** BEGIN **

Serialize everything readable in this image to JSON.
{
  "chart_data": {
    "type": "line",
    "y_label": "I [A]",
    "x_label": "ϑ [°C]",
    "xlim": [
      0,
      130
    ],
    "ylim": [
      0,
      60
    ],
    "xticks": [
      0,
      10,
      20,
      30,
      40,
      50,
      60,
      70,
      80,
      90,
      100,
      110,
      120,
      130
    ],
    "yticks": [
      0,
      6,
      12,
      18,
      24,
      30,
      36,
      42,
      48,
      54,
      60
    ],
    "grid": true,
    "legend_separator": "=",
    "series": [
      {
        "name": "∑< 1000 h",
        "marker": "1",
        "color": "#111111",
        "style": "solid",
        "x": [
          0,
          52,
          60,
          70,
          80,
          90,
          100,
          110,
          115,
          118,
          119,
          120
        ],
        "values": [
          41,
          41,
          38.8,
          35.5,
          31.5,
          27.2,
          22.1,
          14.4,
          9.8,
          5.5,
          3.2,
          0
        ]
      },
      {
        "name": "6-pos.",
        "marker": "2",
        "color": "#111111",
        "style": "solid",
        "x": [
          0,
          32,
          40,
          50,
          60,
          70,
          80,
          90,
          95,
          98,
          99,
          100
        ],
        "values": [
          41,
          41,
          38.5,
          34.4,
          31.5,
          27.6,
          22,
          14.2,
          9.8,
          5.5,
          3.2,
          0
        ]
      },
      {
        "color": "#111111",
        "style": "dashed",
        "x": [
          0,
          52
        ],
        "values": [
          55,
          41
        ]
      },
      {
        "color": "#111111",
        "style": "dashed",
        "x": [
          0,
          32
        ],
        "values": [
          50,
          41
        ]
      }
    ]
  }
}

** END **
** BEGIN **

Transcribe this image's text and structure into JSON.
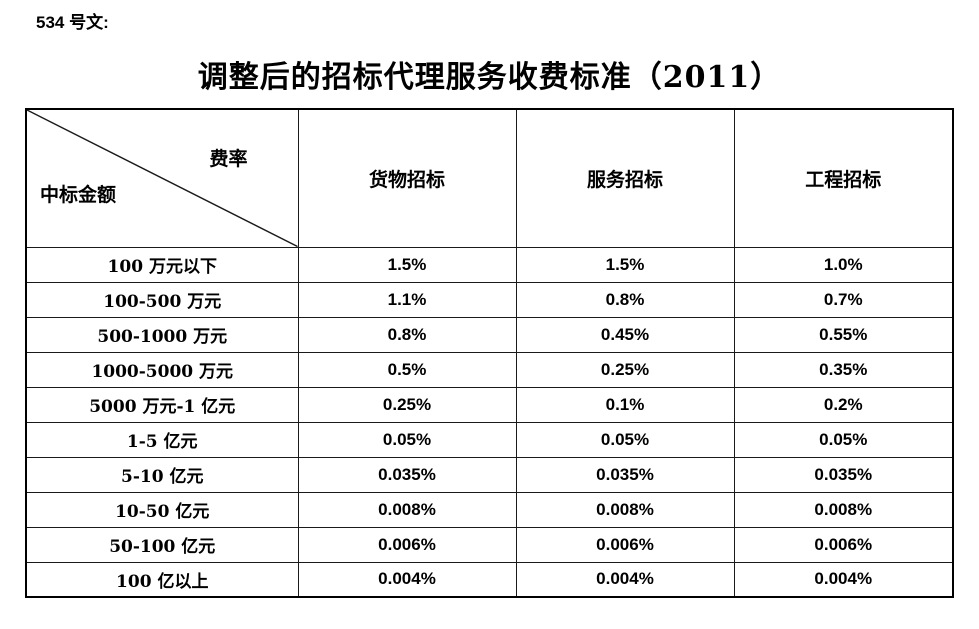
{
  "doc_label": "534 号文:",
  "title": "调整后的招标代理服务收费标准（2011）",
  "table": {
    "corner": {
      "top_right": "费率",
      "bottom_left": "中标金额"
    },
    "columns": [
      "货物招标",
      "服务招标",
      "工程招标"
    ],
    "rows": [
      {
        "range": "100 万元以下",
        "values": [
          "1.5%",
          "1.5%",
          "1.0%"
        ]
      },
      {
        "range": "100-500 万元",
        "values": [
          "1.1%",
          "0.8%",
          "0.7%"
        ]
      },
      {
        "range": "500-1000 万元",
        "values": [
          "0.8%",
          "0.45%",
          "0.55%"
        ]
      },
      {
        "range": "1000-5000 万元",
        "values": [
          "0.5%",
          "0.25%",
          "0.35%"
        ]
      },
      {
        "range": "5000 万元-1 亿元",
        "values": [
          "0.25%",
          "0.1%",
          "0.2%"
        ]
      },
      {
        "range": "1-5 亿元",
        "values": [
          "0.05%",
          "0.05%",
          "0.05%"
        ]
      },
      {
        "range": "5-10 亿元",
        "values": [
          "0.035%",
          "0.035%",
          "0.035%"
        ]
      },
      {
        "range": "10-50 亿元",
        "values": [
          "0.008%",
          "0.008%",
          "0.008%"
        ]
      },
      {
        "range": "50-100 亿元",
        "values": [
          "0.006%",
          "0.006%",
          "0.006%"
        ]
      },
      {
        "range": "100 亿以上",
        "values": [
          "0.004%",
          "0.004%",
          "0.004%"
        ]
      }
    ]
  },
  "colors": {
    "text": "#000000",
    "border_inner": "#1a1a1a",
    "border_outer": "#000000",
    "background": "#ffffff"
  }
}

** END **

PROBLEM DETAILS »
Count the lines in the entries that hold the word "range", and give nothing but the total.

CORRECT OUTPUT »
10